**Directions for this task**: Copy out the listing that follows, exact in every word, and skip the images.

======== Listed entries ========

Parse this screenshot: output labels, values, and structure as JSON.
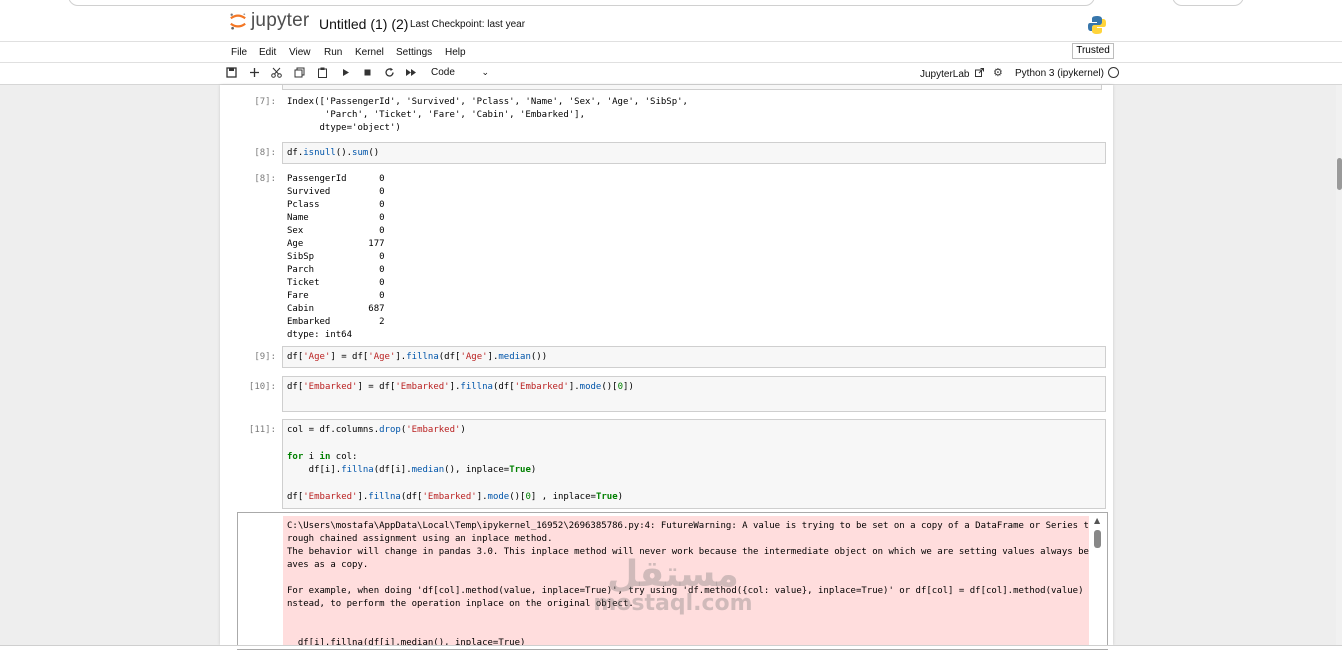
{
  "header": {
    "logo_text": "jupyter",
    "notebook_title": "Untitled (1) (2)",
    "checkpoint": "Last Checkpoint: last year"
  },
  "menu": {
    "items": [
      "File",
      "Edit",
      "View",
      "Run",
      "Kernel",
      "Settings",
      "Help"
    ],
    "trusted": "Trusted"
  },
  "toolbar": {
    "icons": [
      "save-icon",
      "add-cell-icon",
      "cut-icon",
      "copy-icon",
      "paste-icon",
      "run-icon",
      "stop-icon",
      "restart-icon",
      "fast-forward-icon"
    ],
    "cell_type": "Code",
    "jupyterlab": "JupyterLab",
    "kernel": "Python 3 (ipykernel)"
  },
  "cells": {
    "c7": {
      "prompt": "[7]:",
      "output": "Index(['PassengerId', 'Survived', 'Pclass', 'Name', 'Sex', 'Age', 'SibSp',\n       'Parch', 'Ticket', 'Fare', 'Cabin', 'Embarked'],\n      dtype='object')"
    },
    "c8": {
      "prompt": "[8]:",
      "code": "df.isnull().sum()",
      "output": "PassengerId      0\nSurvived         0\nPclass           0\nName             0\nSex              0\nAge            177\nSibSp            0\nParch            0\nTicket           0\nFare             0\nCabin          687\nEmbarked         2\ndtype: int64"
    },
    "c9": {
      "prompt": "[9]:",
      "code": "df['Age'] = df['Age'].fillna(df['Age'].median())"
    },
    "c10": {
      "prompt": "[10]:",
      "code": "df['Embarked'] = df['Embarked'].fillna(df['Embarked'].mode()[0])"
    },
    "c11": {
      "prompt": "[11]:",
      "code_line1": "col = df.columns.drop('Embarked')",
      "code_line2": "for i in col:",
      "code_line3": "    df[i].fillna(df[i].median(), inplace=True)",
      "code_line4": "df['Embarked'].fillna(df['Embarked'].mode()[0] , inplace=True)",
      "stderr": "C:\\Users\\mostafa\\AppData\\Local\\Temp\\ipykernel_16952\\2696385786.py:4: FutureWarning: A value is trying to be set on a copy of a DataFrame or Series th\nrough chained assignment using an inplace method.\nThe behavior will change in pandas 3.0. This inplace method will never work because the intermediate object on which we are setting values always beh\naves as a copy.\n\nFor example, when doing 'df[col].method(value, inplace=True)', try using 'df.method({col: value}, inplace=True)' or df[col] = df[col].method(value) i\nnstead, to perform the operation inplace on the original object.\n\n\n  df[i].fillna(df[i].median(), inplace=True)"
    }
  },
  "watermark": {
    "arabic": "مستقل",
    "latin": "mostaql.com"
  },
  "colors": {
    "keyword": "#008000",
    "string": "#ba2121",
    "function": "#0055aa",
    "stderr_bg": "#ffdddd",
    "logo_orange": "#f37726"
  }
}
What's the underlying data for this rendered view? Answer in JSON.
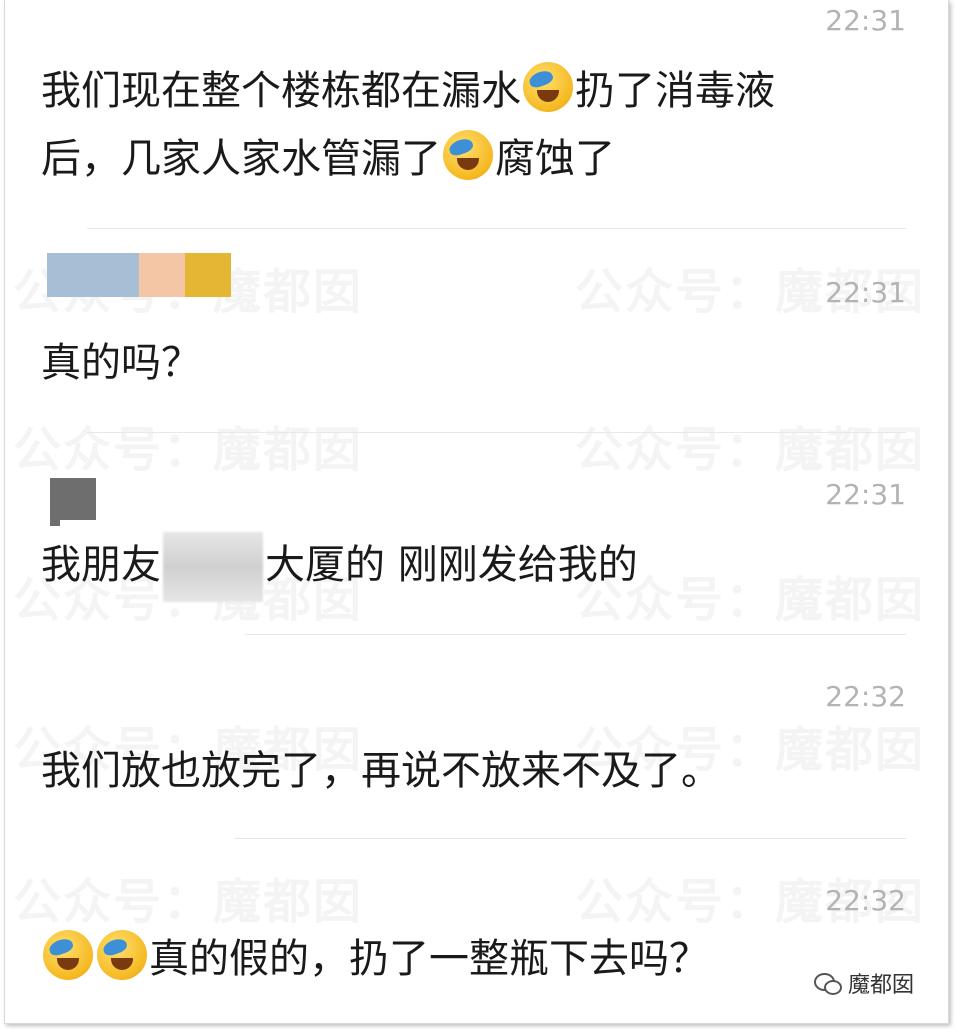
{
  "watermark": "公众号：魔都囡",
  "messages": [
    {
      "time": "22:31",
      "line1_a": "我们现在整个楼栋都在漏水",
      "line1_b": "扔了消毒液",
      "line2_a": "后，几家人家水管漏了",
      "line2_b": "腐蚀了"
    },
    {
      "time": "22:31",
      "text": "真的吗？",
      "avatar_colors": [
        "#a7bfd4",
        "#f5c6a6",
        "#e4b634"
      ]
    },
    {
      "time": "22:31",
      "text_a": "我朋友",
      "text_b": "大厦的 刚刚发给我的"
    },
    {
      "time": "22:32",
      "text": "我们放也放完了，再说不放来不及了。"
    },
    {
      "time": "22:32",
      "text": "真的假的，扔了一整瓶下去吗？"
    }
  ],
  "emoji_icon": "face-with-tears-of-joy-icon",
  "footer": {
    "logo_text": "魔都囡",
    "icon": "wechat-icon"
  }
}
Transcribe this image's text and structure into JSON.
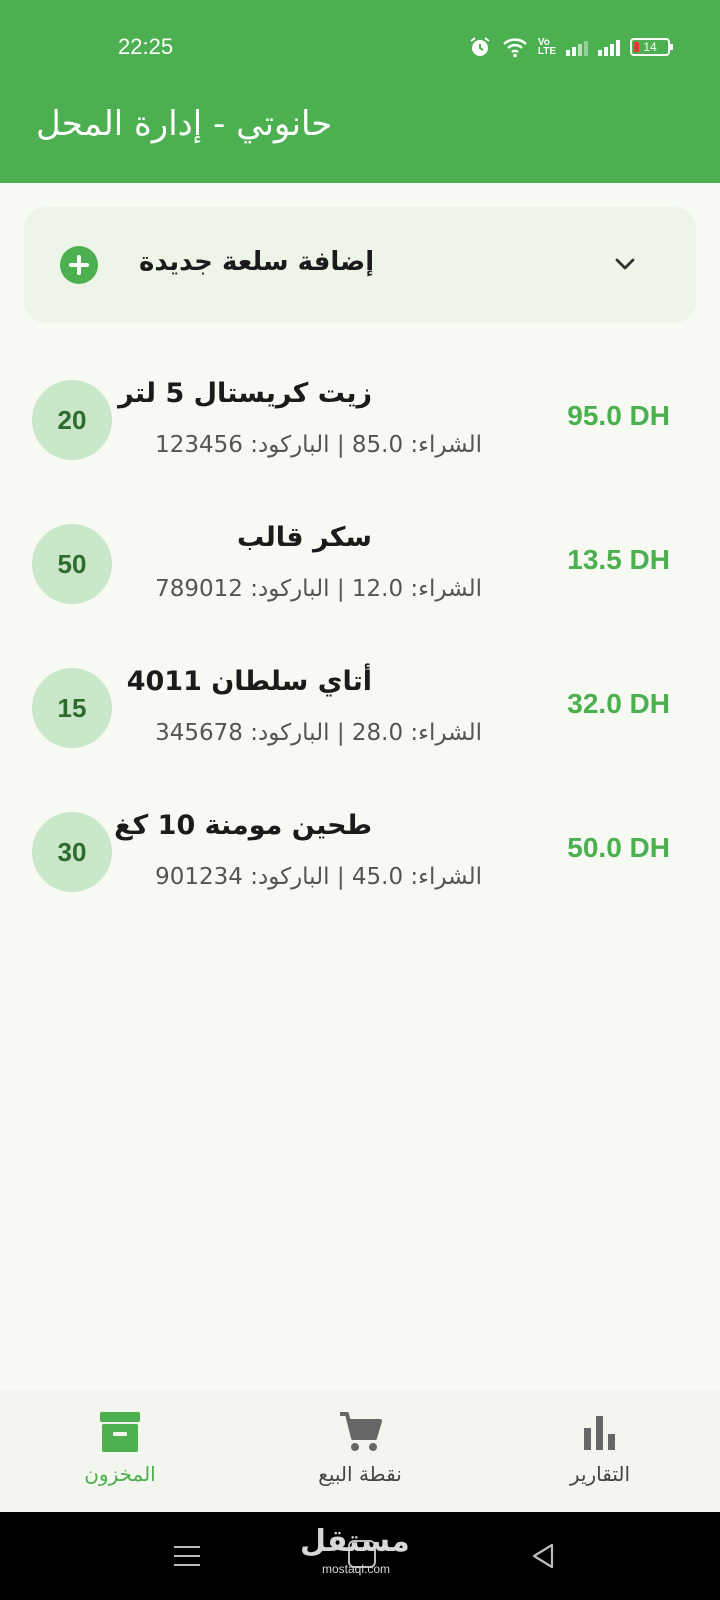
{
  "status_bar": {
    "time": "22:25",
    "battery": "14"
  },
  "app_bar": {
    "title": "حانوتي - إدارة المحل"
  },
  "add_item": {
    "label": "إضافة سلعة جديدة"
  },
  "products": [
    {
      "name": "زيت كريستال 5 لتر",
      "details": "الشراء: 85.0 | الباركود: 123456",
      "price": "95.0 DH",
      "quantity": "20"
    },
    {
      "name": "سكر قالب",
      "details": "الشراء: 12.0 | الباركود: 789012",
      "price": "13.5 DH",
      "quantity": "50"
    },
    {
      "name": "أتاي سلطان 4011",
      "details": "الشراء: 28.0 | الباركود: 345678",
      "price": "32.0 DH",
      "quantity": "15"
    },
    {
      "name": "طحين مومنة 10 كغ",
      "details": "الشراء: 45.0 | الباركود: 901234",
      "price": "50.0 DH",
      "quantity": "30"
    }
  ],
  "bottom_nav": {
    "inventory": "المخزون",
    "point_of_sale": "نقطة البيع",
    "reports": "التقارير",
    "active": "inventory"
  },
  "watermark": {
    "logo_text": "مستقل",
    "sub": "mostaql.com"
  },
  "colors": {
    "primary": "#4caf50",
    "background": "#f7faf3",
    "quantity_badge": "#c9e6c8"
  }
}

========

**Answer for the task**:
Parse this screenshot: output labels, values, and structure as JSON.
{
  "header": {
    "logo_text": "jupyter",
    "notebook_title": "Untitled (1) (2)",
    "checkpoint": "Last Checkpoint: last year"
  },
  "menu": {
    "items": [
      "File",
      "Edit",
      "View",
      "Run",
      "Kernel",
      "Settings",
      "Help"
    ],
    "trusted": "Trusted"
  },
  "toolbar": {
    "icons": [
      "save-icon",
      "add-cell-icon",
      "cut-icon",
      "copy-icon",
      "paste-icon",
      "run-icon",
      "stop-icon",
      "restart-icon",
      "fast-forward-icon"
    ],
    "cell_type": "Code",
    "jupyterlab": "JupyterLab",
    "kernel": "Python 3 (ipykernel)"
  },
  "cells": {
    "c7": {
      "prompt": "[7]:",
      "output": "Index(['PassengerId', 'Survived', 'Pclass', 'Name', 'Sex', 'Age', 'SibSp',\n       'Parch', 'Ticket', 'Fare', 'Cabin', 'Embarked'],\n      dtype='object')"
    },
    "c8": {
      "prompt": "[8]:",
      "code": "df.isnull().sum()",
      "output": "PassengerId      0\nSurvived         0\nPclass           0\nName             0\nSex              0\nAge            177\nSibSp            0\nParch            0\nTicket           0\nFare             0\nCabin          687\nEmbarked         2\ndtype: int64"
    },
    "c9": {
      "prompt": "[9]:",
      "code": "df['Age'] = df['Age'].fillna(df['Age'].median())"
    },
    "c10": {
      "prompt": "[10]:",
      "code": "df['Embarked'] = df['Embarked'].fillna(df['Embarked'].mode()[0])"
    },
    "c11": {
      "prompt": "[11]:",
      "code_line1": "col = df.columns.drop('Embarked')",
      "code_line2": "for i in col:",
      "code_line3": "    df[i].fillna(df[i].median(), inplace=True)",
      "code_line4": "df['Embarked'].fillna(df['Embarked'].mode()[0] , inplace=True)",
      "stderr": "C:\\Users\\mostafa\\AppData\\Local\\Temp\\ipykernel_16952\\2696385786.py:4: FutureWarning: A value is trying to be set on a copy of a DataFrame or Series th\nrough chained assignment using an inplace method.\nThe behavior will change in pandas 3.0. This inplace method will never work because the intermediate object on which we are setting values always beh\naves as a copy.\n\nFor example, when doing 'df[col].method(value, inplace=True)', try using 'df.method({col: value}, inplace=True)' or df[col] = df[col].method(value) i\nnstead, to perform the operation inplace on the original object.\n\n\n  df[i].fillna(df[i].median(), inplace=True)"
    }
  },
  "watermark": {
    "arabic": "مستقل",
    "latin": "mostaql.com"
  },
  "colors": {
    "keyword": "#008000",
    "string": "#ba2121",
    "function": "#0055aa",
    "stderr_bg": "#ffdddd",
    "logo_orange": "#f37726"
  }
}
What's the underlying data for this rendered view? Answer in JSON.
{
  "watermark": "公众号：魔都囡",
  "messages": [
    {
      "time": "22:31",
      "line1_a": "我们现在整个楼栋都在漏水",
      "line1_b": "扔了消毒液",
      "line2_a": "后，几家人家水管漏了",
      "line2_b": "腐蚀了"
    },
    {
      "time": "22:31",
      "text": "真的吗？",
      "avatar_colors": [
        "#a7bfd4",
        "#f5c6a6",
        "#e4b634"
      ]
    },
    {
      "time": "22:31",
      "text_a": "我朋友",
      "text_b": "大厦的 刚刚发给我的"
    },
    {
      "time": "22:32",
      "text": "我们放也放完了，再说不放来不及了。"
    },
    {
      "time": "22:32",
      "text": "真的假的，扔了一整瓶下去吗？"
    }
  ],
  "emoji_icon": "face-with-tears-of-joy-icon",
  "footer": {
    "logo_text": "魔都囡",
    "icon": "wechat-icon"
  }
}
Transcribe this image's text and structure into JSON.
{
  "status_bar": {
    "time": "22:25",
    "battery": "14"
  },
  "app_bar": {
    "title": "حانوتي - إدارة المحل"
  },
  "add_item": {
    "label": "إضافة سلعة جديدة"
  },
  "products": [
    {
      "name": "زيت كريستال 5 لتر",
      "details": "الشراء: 85.0 | الباركود: 123456",
      "price": "95.0 DH",
      "quantity": "20"
    },
    {
      "name": "سكر قالب",
      "details": "الشراء: 12.0 | الباركود: 789012",
      "price": "13.5 DH",
      "quantity": "50"
    },
    {
      "name": "أتاي سلطان 4011",
      "details": "الشراء: 28.0 | الباركود: 345678",
      "price": "32.0 DH",
      "quantity": "15"
    },
    {
      "name": "طحين مومنة 10 كغ",
      "details": "الشراء: 45.0 | الباركود: 901234",
      "price": "50.0 DH",
      "quantity": "30"
    }
  ],
  "bottom_nav": {
    "inventory": "المخزون",
    "point_of_sale": "نقطة البيع",
    "reports": "التقارير",
    "active": "inventory"
  },
  "watermark": {
    "logo_text": "مستقل",
    "sub": "mostaql.com"
  },
  "colors": {
    "primary": "#4caf50",
    "background": "#f7faf3",
    "quantity_badge": "#c9e6c8"
  }
}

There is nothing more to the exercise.